TO DO: Quote the records below verbatim, line for line, and leave the pictures out of your answer.

SUPPLIED INFORMATION:
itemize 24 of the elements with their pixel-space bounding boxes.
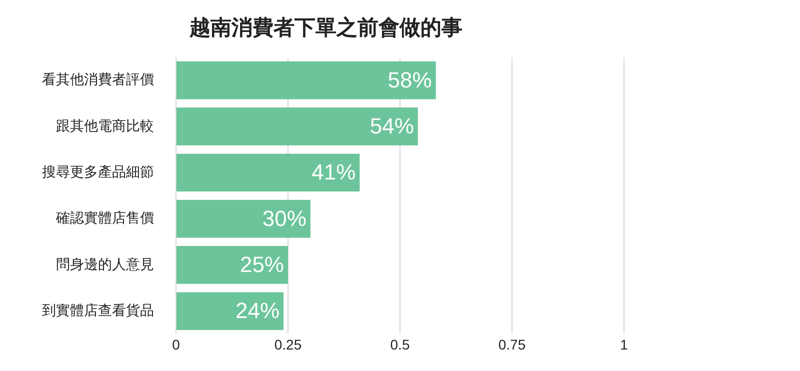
y-tick-label: 看其他消費者評價 [42,71,154,88]
data-label: 54% [370,114,414,139]
bar [176,61,436,100]
bar [176,108,418,146]
y-tick-label: 確認實體店售價 [55,210,154,226]
data-label: 30% [262,206,306,231]
x-tick-label: 0.5 [390,336,410,352]
x-tick-label: 0.25 [274,336,302,352]
y-tick-label: 跟其他電商比較 [56,117,154,134]
data-label: 25% [240,252,284,278]
x-tick-label: 0.75 [498,336,526,352]
bar [176,154,360,192]
data-label: 58% [388,67,432,92]
x-tick-label: 0 [172,336,180,352]
x-tick-label: 1 [620,336,628,352]
bar [176,246,288,284]
y-tick-label: 到實體店查看貨品 [42,302,154,318]
chart-title: 越南消費者下單之前會做的事 [188,15,462,40]
data-label: 41% [312,160,356,185]
bar [176,292,284,330]
bar [176,200,310,238]
y-tick-label: 搜尋更多產品細節 [42,163,154,180]
y-tick-label: 問身邊的人意見 [56,256,154,272]
data-label: 24% [235,298,280,324]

THE ANSWER:
itemize 24 of the elements with their pixel-space bounding boxes.
y-tick-label: 看其他消費者評價 [42,71,154,88]
data-label: 54% [370,114,414,139]
bar [176,61,436,100]
bar [176,108,418,146]
y-tick-label: 確認實體店售價 [55,210,154,226]
data-label: 30% [262,206,306,231]
x-tick-label: 0.5 [390,336,410,352]
x-tick-label: 0.25 [274,336,302,352]
y-tick-label: 跟其他電商比較 [56,117,154,134]
data-label: 25% [240,252,284,278]
x-tick-label: 0.75 [498,336,526,352]
bar [176,154,360,192]
data-label: 58% [388,67,432,92]
x-tick-label: 0 [172,336,180,352]
x-tick-label: 1 [620,336,628,352]
bar [176,246,288,284]
y-tick-label: 到實體店查看貨品 [42,302,154,318]
chart-title: 越南消費者下單之前會做的事 [188,15,462,40]
data-label: 41% [312,160,356,185]
bar [176,292,284,330]
bar [176,200,310,238]
y-tick-label: 搜尋更多產品細節 [42,163,154,180]
y-tick-label: 問身邊的人意見 [56,256,154,272]
data-label: 24% [235,298,280,324]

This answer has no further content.